-------- Exercise data --------
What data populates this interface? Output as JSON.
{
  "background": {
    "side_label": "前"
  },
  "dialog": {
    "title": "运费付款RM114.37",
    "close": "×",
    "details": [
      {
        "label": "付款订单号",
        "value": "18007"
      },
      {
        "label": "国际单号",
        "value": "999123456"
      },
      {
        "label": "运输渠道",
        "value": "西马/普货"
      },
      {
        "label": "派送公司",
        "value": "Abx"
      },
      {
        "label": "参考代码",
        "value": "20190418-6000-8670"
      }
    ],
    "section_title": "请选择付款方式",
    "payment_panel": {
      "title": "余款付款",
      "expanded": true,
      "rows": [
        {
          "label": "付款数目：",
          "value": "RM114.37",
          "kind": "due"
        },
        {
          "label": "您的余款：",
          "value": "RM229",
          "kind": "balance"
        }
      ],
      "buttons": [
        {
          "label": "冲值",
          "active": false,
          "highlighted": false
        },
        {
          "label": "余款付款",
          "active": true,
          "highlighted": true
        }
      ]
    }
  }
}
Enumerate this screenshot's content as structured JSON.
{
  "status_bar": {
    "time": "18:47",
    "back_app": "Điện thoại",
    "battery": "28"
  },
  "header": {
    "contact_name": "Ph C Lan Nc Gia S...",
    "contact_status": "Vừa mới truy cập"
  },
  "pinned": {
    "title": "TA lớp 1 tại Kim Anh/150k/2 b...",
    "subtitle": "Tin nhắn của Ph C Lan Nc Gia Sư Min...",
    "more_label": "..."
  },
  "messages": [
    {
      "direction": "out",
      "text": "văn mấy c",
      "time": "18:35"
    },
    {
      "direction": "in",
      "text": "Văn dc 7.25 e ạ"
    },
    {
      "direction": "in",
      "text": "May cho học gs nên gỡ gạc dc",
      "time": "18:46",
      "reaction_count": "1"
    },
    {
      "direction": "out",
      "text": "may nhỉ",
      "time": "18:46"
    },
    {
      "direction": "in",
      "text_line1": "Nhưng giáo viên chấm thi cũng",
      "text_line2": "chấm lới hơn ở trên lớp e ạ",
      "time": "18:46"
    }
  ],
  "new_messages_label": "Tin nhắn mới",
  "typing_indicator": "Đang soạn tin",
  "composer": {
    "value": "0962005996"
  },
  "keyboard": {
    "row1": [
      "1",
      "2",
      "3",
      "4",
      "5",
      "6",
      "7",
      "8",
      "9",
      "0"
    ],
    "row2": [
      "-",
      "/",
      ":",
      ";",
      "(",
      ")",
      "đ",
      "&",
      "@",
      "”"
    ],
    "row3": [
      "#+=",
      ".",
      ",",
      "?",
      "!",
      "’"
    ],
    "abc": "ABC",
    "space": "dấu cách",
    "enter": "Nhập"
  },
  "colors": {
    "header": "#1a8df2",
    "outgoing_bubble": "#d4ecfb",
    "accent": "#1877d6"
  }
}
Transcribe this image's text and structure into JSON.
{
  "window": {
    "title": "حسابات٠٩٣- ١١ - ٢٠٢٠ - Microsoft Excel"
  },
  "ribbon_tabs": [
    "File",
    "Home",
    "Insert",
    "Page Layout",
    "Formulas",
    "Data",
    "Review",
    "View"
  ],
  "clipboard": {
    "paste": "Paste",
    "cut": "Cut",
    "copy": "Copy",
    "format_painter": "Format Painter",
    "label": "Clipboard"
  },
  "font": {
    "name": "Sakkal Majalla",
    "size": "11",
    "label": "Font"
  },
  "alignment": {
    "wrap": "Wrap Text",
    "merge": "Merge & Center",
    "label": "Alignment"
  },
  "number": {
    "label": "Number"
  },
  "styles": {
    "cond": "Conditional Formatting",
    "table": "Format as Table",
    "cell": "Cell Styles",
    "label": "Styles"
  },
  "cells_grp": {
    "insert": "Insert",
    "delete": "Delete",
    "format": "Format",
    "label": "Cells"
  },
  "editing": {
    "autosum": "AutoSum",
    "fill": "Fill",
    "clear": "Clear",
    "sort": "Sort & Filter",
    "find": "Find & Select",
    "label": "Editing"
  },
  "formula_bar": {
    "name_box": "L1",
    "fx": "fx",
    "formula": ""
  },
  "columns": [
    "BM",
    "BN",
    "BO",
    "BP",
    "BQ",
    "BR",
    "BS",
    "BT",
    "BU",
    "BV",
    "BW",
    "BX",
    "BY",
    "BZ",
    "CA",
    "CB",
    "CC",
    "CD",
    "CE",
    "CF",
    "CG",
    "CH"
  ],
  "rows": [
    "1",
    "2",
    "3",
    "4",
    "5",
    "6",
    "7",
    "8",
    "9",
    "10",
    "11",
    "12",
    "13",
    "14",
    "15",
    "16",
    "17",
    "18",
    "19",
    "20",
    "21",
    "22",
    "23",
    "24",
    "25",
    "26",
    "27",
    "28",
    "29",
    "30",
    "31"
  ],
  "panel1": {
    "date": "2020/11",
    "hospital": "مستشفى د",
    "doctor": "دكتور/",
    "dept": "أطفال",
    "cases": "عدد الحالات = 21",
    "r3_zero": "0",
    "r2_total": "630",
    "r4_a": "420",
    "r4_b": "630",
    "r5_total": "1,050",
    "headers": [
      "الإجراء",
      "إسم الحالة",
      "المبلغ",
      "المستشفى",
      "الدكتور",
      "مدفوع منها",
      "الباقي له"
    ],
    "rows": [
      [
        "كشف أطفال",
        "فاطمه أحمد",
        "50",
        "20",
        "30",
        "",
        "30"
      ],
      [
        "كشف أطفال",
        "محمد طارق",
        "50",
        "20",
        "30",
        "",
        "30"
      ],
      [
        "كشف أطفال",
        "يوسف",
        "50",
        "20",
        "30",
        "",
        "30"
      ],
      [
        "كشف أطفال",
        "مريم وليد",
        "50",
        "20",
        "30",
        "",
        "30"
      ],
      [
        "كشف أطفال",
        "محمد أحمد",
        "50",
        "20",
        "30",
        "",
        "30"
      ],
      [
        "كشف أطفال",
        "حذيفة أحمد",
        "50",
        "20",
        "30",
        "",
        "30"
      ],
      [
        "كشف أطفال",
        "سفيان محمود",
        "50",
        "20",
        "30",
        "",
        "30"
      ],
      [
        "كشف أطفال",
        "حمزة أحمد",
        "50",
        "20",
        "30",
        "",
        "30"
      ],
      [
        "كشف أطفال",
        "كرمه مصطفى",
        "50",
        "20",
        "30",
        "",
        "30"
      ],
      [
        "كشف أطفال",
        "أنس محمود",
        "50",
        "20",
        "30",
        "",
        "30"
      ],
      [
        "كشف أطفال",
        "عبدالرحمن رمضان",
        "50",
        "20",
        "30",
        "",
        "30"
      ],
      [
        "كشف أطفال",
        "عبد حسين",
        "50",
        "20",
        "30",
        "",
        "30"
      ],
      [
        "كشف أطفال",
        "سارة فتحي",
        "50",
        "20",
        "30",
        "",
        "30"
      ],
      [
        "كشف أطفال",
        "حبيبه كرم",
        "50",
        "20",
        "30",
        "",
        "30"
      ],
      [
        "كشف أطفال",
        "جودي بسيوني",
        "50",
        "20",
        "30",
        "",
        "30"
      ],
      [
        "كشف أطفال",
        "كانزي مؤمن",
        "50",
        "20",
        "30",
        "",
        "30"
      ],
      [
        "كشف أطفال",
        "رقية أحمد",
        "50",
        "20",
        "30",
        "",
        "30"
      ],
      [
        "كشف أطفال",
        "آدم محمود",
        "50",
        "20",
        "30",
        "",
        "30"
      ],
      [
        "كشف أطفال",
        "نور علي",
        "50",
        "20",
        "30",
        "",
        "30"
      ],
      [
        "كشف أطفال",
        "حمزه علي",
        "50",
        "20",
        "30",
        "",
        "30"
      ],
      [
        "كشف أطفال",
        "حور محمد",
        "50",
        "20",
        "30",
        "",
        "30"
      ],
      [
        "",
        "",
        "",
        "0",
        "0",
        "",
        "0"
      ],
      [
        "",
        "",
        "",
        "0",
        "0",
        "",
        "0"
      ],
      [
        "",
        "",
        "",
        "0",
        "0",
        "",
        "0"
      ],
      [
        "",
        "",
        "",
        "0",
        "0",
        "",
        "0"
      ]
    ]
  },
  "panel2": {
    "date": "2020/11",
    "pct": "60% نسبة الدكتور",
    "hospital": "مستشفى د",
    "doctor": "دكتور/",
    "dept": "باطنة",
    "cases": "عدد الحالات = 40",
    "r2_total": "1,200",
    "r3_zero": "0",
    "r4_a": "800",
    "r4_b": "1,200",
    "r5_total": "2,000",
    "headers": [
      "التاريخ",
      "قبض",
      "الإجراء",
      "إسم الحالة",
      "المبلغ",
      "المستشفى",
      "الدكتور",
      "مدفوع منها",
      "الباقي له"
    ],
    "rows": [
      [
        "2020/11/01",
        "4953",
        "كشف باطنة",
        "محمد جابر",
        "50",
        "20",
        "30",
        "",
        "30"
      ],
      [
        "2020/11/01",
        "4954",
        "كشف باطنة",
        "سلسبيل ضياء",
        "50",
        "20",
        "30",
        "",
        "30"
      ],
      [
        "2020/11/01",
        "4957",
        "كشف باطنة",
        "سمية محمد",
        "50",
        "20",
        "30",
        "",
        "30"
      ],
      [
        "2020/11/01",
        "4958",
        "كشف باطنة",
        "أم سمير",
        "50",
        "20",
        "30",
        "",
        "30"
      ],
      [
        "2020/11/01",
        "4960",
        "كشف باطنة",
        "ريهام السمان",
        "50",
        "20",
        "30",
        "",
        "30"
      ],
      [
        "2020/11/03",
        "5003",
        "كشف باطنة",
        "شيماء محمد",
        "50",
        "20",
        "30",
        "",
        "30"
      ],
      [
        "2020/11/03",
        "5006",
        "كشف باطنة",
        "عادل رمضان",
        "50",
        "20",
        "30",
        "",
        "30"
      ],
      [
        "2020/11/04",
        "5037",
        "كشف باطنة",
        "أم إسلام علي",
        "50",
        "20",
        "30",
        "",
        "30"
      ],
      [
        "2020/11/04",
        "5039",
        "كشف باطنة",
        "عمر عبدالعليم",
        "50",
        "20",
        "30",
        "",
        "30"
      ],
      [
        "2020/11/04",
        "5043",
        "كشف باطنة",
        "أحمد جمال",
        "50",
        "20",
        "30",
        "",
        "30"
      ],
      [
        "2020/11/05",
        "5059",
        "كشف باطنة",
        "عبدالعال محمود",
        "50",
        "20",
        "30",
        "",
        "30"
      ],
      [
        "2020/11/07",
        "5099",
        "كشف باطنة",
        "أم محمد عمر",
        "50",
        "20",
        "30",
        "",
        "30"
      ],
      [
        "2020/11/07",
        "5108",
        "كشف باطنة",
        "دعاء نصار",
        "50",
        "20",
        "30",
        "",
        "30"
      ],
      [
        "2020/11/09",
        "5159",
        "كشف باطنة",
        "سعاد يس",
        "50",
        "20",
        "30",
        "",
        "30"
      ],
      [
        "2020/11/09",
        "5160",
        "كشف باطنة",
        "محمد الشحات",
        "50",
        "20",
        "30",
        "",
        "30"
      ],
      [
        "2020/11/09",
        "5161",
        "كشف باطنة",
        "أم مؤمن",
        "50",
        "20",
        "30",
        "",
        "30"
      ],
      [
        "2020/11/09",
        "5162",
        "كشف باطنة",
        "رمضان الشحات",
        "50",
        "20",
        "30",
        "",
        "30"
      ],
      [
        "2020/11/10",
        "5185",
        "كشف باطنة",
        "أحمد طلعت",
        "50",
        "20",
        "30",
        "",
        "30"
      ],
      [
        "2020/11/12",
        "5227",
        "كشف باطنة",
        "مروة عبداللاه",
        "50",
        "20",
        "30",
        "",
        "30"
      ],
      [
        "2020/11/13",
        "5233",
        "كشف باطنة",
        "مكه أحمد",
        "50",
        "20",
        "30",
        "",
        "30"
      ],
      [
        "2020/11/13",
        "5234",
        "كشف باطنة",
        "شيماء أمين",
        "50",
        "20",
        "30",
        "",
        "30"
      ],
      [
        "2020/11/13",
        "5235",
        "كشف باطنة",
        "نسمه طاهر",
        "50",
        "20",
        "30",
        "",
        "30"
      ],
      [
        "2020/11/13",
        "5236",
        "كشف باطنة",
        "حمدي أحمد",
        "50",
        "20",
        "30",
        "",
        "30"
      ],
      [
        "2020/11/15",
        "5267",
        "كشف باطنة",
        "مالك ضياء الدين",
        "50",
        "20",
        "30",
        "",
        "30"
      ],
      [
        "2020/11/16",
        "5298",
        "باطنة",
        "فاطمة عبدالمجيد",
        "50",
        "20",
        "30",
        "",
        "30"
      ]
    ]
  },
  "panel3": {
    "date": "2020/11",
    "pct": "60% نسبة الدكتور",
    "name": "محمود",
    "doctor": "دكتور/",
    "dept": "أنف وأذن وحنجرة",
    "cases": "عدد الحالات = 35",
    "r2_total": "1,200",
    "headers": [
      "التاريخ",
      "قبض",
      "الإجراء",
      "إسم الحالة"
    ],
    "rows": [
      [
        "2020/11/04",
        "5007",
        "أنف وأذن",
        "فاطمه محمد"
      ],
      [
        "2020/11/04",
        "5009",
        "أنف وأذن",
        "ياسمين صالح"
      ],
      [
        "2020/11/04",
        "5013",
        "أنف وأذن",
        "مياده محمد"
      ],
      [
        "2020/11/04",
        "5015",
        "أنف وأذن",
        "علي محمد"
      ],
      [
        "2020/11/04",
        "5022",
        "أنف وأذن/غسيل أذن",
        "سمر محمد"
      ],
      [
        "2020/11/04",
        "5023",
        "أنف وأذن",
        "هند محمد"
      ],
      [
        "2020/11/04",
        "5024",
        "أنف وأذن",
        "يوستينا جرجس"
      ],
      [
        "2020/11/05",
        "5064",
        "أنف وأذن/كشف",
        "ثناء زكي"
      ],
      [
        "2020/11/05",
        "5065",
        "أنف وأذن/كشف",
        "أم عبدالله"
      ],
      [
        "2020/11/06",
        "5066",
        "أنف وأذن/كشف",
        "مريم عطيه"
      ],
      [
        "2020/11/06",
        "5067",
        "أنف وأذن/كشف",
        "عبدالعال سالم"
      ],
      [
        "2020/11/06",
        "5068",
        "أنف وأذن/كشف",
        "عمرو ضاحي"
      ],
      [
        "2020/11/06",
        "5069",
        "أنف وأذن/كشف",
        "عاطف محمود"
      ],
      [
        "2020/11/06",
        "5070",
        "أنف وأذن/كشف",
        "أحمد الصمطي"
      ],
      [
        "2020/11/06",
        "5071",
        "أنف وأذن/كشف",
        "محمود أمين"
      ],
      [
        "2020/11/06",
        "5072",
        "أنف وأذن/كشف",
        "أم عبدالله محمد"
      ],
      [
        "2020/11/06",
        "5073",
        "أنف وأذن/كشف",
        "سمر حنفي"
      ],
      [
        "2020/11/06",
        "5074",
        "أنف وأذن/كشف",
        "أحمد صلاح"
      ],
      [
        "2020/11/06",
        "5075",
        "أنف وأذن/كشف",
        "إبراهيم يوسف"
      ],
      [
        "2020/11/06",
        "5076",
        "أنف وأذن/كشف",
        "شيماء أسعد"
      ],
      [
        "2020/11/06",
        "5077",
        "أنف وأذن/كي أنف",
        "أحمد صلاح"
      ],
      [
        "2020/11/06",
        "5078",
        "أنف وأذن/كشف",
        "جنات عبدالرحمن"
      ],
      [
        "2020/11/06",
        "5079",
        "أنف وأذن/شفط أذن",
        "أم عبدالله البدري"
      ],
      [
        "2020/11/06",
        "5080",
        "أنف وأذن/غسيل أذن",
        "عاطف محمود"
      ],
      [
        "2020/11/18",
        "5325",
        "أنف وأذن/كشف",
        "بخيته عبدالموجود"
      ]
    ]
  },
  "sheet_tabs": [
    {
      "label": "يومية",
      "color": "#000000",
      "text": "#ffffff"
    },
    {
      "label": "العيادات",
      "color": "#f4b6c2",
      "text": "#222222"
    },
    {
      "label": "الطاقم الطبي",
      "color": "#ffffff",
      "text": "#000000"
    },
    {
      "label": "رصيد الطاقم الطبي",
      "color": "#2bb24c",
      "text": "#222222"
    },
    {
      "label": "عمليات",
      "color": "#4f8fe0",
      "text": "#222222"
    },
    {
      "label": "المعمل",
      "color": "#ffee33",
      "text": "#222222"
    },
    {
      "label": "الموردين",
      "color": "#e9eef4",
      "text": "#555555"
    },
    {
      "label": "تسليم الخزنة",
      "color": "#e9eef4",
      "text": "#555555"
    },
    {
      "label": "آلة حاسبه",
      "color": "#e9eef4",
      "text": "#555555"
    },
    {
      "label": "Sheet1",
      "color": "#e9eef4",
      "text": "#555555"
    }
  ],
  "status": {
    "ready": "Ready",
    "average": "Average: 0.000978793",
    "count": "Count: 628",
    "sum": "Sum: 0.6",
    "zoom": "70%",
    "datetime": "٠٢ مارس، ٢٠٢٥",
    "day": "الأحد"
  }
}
--------
Task description: Using the records above, gather all lines where the string "رمضان" is present.

Answer to the task:
        "عبدالرحمن رمضان",
        "عادل رمضان",
        "رمضان الشحات",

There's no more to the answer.